Start Records to process
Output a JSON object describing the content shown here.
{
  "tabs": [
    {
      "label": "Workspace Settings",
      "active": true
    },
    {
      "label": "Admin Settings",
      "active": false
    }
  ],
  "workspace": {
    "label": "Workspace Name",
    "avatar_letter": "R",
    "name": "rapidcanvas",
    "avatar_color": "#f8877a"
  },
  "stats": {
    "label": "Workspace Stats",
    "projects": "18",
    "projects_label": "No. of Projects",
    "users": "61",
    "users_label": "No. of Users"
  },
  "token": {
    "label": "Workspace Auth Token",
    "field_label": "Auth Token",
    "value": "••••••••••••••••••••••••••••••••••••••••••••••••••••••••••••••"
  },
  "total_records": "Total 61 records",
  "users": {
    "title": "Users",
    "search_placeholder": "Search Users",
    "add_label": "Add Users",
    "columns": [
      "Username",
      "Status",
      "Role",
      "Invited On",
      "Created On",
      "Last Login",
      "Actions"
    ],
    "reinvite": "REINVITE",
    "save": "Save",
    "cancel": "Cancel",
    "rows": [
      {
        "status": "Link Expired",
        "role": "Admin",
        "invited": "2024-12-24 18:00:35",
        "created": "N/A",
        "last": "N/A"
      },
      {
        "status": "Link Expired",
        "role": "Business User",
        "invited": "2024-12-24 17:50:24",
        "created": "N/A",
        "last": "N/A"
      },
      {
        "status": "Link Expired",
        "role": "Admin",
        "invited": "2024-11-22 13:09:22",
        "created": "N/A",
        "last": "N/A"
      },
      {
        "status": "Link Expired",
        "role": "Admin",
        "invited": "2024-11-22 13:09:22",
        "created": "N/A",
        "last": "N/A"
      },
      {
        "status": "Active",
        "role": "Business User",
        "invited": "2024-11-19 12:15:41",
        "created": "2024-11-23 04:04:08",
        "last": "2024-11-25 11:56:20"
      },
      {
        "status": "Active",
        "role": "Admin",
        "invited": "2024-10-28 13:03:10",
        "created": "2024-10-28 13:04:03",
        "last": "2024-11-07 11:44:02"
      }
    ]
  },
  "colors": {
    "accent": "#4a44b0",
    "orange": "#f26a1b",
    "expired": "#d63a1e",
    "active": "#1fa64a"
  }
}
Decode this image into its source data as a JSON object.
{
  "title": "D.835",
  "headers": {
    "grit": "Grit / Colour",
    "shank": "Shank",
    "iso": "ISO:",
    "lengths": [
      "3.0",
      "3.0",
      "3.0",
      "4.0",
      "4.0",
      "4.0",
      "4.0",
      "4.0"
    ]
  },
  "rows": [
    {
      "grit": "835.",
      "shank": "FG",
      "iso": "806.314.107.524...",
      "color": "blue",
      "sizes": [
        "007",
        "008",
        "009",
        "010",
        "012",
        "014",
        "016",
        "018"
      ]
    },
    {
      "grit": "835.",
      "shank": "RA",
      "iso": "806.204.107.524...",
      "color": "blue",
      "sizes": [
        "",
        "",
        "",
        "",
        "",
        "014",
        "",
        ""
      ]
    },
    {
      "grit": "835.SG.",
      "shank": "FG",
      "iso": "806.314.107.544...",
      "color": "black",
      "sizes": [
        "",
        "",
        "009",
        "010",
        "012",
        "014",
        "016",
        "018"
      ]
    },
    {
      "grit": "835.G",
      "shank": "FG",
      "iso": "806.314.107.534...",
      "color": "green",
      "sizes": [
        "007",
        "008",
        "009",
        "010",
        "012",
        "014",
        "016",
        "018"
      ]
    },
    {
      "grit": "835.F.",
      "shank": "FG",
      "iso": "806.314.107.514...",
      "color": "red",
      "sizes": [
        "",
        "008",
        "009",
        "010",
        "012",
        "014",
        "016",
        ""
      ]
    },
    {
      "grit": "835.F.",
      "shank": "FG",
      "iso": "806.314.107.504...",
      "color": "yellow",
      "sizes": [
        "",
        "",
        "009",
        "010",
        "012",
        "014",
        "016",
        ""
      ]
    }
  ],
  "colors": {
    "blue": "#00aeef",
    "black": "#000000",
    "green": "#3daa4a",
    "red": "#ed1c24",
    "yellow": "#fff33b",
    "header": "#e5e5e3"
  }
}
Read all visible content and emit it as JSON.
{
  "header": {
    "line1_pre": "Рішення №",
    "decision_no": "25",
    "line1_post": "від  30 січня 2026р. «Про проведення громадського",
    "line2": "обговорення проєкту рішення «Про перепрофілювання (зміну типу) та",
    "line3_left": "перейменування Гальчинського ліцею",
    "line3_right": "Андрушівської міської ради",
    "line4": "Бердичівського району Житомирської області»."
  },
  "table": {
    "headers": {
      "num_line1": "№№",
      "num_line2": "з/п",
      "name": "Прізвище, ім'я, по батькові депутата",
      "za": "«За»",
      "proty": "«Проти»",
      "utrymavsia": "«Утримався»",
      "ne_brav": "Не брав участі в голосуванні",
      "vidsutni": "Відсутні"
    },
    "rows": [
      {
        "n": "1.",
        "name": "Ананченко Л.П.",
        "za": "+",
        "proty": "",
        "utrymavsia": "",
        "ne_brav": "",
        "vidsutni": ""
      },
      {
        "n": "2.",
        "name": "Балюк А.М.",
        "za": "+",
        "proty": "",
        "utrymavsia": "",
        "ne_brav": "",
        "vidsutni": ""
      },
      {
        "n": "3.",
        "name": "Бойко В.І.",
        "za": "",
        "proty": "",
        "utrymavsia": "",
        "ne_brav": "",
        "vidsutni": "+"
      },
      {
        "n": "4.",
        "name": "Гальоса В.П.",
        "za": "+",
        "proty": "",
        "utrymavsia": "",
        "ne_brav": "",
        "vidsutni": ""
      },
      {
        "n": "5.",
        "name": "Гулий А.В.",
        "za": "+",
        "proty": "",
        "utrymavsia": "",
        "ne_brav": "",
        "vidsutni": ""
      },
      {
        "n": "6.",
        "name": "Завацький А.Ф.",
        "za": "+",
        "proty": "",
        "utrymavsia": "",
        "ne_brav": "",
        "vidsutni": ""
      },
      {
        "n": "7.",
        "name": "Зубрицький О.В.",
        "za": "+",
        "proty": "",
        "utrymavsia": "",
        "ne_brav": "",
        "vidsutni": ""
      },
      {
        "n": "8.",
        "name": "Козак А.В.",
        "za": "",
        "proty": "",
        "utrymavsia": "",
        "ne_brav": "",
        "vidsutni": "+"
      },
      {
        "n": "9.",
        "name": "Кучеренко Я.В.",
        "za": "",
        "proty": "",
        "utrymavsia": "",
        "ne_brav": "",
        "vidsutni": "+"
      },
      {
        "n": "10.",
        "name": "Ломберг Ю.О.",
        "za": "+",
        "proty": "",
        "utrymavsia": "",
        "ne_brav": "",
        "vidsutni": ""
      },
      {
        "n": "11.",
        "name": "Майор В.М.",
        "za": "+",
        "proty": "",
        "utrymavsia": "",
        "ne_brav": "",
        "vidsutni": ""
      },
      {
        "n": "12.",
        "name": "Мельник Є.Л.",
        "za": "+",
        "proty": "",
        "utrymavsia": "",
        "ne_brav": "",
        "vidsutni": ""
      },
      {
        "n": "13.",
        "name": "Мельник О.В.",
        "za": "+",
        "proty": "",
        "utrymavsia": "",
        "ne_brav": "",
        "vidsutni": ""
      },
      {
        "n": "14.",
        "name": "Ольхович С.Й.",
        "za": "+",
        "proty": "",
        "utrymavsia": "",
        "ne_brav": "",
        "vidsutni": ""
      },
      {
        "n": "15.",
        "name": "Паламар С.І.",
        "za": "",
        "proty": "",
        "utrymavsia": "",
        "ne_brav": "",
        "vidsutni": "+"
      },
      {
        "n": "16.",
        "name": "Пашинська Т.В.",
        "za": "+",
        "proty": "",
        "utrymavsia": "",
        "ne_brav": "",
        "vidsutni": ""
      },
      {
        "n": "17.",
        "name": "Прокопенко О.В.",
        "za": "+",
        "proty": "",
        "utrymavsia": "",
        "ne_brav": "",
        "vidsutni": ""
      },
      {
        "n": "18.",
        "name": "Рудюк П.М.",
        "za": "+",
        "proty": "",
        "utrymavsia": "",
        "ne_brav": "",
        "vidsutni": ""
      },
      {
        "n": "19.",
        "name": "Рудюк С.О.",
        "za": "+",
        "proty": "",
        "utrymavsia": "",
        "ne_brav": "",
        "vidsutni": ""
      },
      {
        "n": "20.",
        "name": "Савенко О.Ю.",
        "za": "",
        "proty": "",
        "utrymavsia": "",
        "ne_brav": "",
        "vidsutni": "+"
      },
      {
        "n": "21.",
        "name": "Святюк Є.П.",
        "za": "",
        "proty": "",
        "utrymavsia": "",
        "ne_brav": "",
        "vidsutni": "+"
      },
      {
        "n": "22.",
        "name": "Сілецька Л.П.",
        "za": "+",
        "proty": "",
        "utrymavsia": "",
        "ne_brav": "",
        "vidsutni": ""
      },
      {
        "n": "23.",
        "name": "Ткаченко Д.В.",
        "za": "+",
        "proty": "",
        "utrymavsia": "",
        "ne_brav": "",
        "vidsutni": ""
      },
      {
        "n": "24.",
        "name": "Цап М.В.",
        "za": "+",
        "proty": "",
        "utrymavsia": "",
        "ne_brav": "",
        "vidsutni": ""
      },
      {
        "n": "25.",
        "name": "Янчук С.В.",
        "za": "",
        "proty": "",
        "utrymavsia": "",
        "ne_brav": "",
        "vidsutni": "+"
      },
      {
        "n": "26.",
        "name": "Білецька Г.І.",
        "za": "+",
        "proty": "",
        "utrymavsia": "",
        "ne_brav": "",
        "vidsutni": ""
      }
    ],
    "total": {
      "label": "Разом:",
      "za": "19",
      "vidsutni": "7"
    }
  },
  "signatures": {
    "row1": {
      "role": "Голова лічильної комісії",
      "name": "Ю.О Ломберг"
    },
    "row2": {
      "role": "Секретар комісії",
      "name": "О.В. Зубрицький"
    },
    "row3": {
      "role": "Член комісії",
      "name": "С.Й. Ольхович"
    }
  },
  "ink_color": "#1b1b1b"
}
End Records to process
* The request:
Report all lines of the data that include the word "Auth".

* Response:
    "label": "Workspace Auth Token",
    "field_label": "Auth Token",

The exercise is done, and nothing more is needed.